* _EXERCISE GOAL_: Report how many lines contain "oxígeno". The answer is a single number.

Collected data:
____

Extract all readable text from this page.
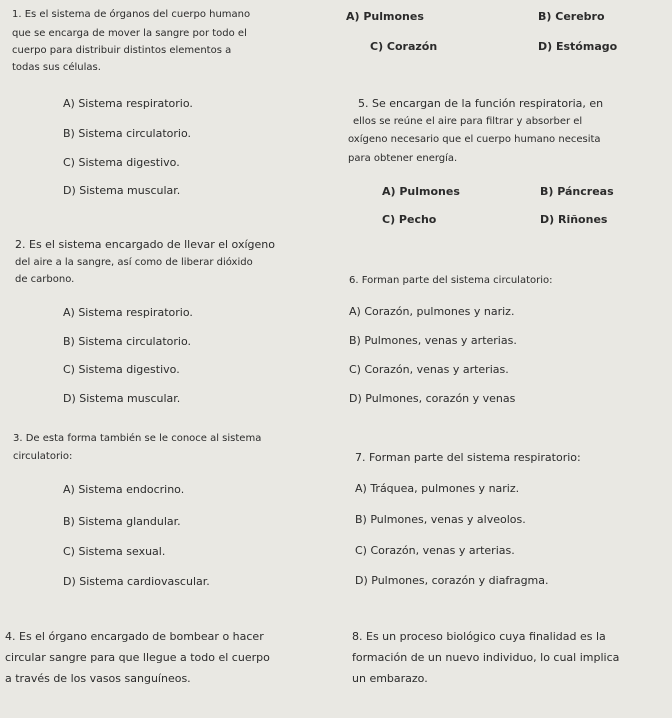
1. Es el sistema de órganos del cuerpo humano
que se encarga de mover la sangre por todo el
cuerpo para distribuir distintos elementos a
todas sus células.
A) Pulmones	B) Cerebro
C) Corazón	D) Estómago
A) Sistema respiratorio.
B) Sistema circulatorio.
C) Sistema digestivo.
D) Sistema muscular.
5. Se encargan de la función respiratoria, en
ellos se reúne el aire para filtrar y absorber el
oxígeno necesario que el cuerpo humano necesita
para obtener energía.
A) Pulmones	B) Páncreas
C) Pecho	D) Riñones
2. Es el sistema encargado de llevar el oxígeno
del aire a la sangre, así como de liberar dióxido
de carbono.
A) Sistema respiratorio.
B) Sistema circulatorio.
C) Sistema digestivo.
D) Sistema muscular.
6. Forman parte del sistema circulatorio:
A) Corazón, pulmones y nariz.
B) Pulmones, venas y arterias.
C) Corazón, venas y arterias.
D) Pulmones, corazón y venas
3. De esta forma también se le conoce al sistema
circulatorio:
A) Sistema endocrino.
B) Sistema glandular.
C) Sistema sexual.
D) Sistema cardiovascular.
7. Forman parte del sistema respiratorio:
A) Tráquea, pulmones y nariz.
B) Pulmones, venas y alveolos.
C) Corazón, venas y arterias.
D) Pulmones, corazón y diafragma.
4. Es el órgano encargado de bombear o hacer
circular sangre para que llegue a todo el cuerpo
a través de los vasos sanguíneos.
8. Es un proceso biológico cuya finalidad es la
formación de un nuevo individuo, lo cual implica
un embarazo.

____

* _COMPLETE OUTPUT_: 2